Can you transcribe every line exactly and leave the pictures behind?

### [THE DATA]
>>
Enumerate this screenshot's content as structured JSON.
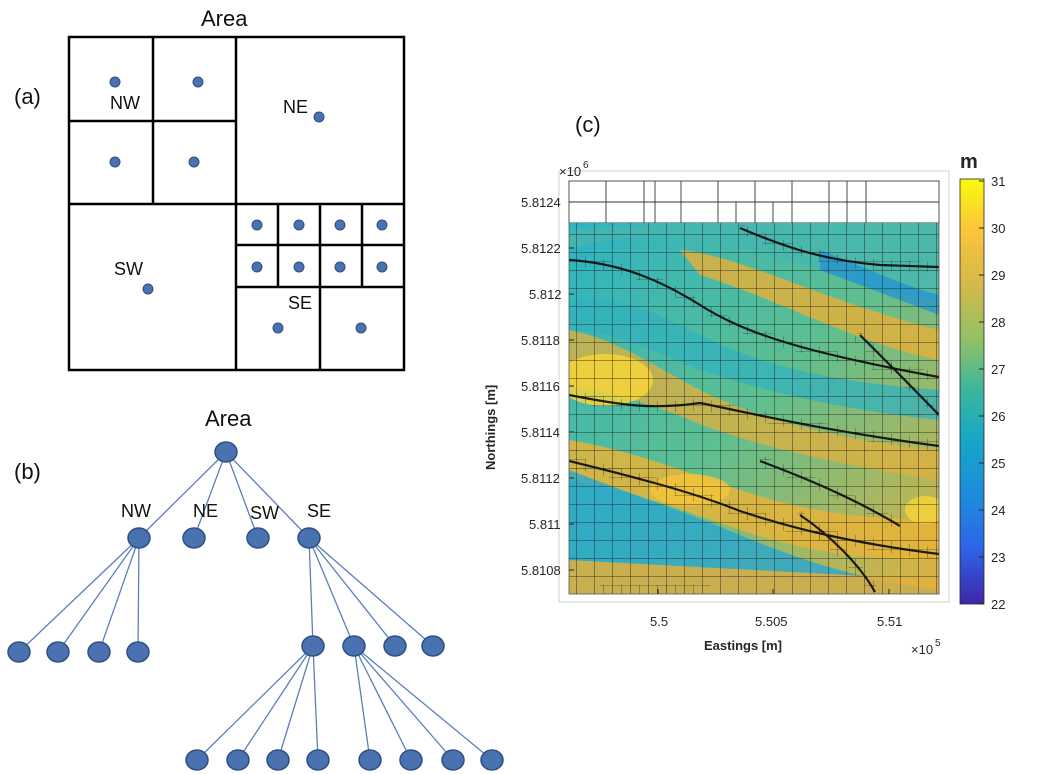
{
  "panel_a": {
    "label": "(a)",
    "title": "Area",
    "quadrants": {
      "nw": "NW",
      "ne": "NE",
      "sw": "SW",
      "se": "SE"
    }
  },
  "panel_b": {
    "label": "(b)",
    "root": "Area",
    "branches": [
      "NW",
      "NE",
      "SW",
      "SE"
    ]
  },
  "panel_c": {
    "label": "(c)",
    "colorbar_title": "m",
    "colorbar_ticks": [
      "31",
      "30",
      "29",
      "28",
      "27",
      "26",
      "25",
      "24",
      "23",
      "22"
    ],
    "y_exponent": "×10",
    "y_exponent_power": "6",
    "x_exponent": "×10",
    "x_exponent_power": "5",
    "ylabel": "Northings [m]",
    "xlabel": "Eastings [m]",
    "y_ticks": [
      "5.8124",
      "5.8122",
      "5.812",
      "5.8118",
      "5.8116",
      "5.8114",
      "5.8112",
      "5.811",
      "5.8108"
    ],
    "x_ticks": [
      "5.5",
      "5.505",
      "5.51"
    ],
    "colors": {
      "low": "#3e26a8",
      "mid": "#1fa7c9",
      "high": "#f9fb0e"
    }
  }
}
<<
### [RESPONSE FOR THIS EXERCISE]
Enumerate this screenshot's content as structured JSON.
{
  "panel_a": {
    "label": "(a)",
    "title": "Area",
    "quadrants": {
      "nw": "NW",
      "ne": "NE",
      "sw": "SW",
      "se": "SE"
    }
  },
  "panel_b": {
    "label": "(b)",
    "root": "Area",
    "branches": [
      "NW",
      "NE",
      "SW",
      "SE"
    ]
  },
  "panel_c": {
    "label": "(c)",
    "colorbar_title": "m",
    "colorbar_ticks": [
      "31",
      "30",
      "29",
      "28",
      "27",
      "26",
      "25",
      "24",
      "23",
      "22"
    ],
    "y_exponent": "×10",
    "y_exponent_power": "6",
    "x_exponent": "×10",
    "x_exponent_power": "5",
    "ylabel": "Northings [m]",
    "xlabel": "Eastings [m]",
    "y_ticks": [
      "5.8124",
      "5.8122",
      "5.812",
      "5.8118",
      "5.8116",
      "5.8114",
      "5.8112",
      "5.811",
      "5.8108"
    ],
    "x_ticks": [
      "5.5",
      "5.505",
      "5.51"
    ],
    "colors": {
      "low": "#3e26a8",
      "mid": "#1fa7c9",
      "high": "#f9fb0e"
    }
  }
}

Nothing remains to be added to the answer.